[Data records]
++++
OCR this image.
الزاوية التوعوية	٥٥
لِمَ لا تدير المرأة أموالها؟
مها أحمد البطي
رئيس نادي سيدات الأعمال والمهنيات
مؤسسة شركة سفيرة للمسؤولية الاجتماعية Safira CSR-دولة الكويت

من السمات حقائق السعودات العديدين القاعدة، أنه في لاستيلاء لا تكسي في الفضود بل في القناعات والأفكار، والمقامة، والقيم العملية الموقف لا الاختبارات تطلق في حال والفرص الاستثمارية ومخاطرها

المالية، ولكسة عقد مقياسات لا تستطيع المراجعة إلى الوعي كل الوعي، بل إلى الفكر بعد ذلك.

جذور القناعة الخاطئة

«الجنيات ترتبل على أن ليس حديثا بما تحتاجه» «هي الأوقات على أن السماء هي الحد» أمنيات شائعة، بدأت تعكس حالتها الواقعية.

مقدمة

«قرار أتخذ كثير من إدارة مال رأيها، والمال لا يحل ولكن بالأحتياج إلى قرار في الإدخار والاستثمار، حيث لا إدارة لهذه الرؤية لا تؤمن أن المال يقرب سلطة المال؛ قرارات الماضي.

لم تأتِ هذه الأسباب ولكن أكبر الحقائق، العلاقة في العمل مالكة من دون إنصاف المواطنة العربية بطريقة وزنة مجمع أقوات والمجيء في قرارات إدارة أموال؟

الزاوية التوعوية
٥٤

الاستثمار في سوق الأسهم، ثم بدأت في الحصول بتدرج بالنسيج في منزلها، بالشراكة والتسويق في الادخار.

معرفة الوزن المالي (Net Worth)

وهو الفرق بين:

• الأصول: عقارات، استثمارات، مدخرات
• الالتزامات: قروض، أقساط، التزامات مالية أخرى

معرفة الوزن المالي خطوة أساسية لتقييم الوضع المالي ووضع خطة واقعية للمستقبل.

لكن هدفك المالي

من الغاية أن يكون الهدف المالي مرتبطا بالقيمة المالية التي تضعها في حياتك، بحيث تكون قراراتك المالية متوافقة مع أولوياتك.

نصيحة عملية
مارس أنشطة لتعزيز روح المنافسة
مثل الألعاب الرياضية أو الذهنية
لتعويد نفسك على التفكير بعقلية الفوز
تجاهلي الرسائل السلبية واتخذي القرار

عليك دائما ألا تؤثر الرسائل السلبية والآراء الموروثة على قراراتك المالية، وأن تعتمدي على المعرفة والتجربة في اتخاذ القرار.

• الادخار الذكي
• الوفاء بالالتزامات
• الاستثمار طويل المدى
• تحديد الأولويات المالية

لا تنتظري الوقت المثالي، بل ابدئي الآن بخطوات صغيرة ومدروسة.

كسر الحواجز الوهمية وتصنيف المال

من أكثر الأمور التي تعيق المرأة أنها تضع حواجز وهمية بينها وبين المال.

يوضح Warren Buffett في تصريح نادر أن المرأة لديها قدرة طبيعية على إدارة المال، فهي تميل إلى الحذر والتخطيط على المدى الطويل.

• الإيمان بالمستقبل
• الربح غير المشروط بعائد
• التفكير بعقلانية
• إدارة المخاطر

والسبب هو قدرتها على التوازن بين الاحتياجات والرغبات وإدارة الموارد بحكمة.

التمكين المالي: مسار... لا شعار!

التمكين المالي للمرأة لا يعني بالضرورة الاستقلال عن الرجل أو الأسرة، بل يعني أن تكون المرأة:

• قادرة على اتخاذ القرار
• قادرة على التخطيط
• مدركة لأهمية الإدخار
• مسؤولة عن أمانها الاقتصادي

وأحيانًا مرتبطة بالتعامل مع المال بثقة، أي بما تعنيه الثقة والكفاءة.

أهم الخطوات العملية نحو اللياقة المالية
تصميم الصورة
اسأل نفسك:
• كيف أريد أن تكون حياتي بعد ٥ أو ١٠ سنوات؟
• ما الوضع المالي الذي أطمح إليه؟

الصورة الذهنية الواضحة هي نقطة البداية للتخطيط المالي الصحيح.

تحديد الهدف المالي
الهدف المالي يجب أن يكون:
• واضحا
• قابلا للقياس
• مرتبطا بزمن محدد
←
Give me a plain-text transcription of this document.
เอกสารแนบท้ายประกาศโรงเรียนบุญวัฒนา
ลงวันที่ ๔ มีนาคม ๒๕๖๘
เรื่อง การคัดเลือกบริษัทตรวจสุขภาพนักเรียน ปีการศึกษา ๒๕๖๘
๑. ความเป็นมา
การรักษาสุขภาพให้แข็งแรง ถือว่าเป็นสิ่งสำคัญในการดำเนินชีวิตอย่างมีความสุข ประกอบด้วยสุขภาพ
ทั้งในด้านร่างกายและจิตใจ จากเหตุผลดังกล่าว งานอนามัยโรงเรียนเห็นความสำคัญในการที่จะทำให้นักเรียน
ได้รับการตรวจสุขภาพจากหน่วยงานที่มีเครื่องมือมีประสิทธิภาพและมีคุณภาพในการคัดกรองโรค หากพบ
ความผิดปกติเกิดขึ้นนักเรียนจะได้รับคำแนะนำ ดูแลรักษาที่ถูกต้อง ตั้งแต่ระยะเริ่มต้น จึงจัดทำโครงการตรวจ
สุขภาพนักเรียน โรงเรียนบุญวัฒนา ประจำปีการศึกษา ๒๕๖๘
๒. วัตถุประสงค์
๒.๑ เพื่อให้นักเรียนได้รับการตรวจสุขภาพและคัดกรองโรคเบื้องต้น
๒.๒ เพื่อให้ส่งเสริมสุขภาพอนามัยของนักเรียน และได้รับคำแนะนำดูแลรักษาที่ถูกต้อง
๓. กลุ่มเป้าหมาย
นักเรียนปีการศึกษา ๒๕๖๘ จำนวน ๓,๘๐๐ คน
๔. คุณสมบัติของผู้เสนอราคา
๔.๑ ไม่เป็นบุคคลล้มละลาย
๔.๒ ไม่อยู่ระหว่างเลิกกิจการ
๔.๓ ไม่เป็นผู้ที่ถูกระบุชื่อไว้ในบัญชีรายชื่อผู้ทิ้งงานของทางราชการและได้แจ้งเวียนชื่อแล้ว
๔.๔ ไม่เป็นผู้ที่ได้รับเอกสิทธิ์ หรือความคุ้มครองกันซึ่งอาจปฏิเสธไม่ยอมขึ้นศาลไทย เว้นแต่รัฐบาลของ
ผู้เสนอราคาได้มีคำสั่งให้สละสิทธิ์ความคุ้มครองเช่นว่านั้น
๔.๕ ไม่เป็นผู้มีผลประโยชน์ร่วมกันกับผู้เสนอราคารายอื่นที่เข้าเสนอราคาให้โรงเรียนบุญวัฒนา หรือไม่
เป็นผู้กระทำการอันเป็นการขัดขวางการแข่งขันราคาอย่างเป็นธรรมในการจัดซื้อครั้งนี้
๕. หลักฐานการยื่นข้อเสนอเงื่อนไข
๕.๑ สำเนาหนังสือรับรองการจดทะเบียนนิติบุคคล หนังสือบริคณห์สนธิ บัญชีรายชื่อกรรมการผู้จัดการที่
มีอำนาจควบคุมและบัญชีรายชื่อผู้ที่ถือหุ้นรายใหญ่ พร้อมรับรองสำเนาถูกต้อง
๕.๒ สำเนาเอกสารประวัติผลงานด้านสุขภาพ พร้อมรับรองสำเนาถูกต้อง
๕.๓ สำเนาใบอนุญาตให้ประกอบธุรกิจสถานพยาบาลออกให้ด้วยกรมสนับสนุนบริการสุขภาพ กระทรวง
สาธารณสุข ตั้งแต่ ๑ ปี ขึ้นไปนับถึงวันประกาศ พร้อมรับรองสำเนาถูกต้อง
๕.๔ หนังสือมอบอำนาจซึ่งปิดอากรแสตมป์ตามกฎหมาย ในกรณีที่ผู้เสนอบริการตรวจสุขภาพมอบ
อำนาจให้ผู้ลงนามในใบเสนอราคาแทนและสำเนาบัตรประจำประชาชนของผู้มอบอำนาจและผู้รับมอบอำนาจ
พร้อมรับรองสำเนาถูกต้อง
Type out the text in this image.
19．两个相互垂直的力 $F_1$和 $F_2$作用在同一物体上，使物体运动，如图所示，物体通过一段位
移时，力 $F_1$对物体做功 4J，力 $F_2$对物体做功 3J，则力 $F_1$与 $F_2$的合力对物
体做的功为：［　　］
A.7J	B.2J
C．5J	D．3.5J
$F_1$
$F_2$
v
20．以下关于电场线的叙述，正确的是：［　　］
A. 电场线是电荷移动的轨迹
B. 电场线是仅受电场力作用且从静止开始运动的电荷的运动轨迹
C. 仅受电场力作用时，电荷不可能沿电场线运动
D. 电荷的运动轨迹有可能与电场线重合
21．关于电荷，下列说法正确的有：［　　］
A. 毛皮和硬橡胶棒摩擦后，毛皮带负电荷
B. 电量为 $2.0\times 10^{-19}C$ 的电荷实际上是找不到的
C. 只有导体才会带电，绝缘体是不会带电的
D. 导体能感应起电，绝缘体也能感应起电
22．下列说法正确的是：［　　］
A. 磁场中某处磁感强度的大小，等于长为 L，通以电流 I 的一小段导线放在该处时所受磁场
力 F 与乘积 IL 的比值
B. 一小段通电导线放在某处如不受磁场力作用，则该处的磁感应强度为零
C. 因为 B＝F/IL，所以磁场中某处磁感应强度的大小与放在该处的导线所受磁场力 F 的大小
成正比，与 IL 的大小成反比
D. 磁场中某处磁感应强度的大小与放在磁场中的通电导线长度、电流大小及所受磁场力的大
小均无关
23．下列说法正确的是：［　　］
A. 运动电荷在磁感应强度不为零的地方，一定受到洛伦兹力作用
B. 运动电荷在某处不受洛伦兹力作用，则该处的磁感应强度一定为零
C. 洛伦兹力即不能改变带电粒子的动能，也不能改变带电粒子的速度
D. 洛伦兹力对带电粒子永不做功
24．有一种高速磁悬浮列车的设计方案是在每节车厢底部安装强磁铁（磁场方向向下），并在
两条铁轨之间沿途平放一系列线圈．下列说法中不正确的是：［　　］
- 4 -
++++
### Your instructions
Show the lines of the records that include the string "บการตรวจส".

### Result of the exercise
ได้รับการตรวจสุขภาพจากหน่วยงานที่มีเครื่องมือมีประสิทธิภาพและมีคุณภาพในการคัดกรองโรค หากพบ
๒.๑ เพื่อให้นักเรียนได้รับการตรวจสุขภาพและคัดกรองโรคเบื้องต้น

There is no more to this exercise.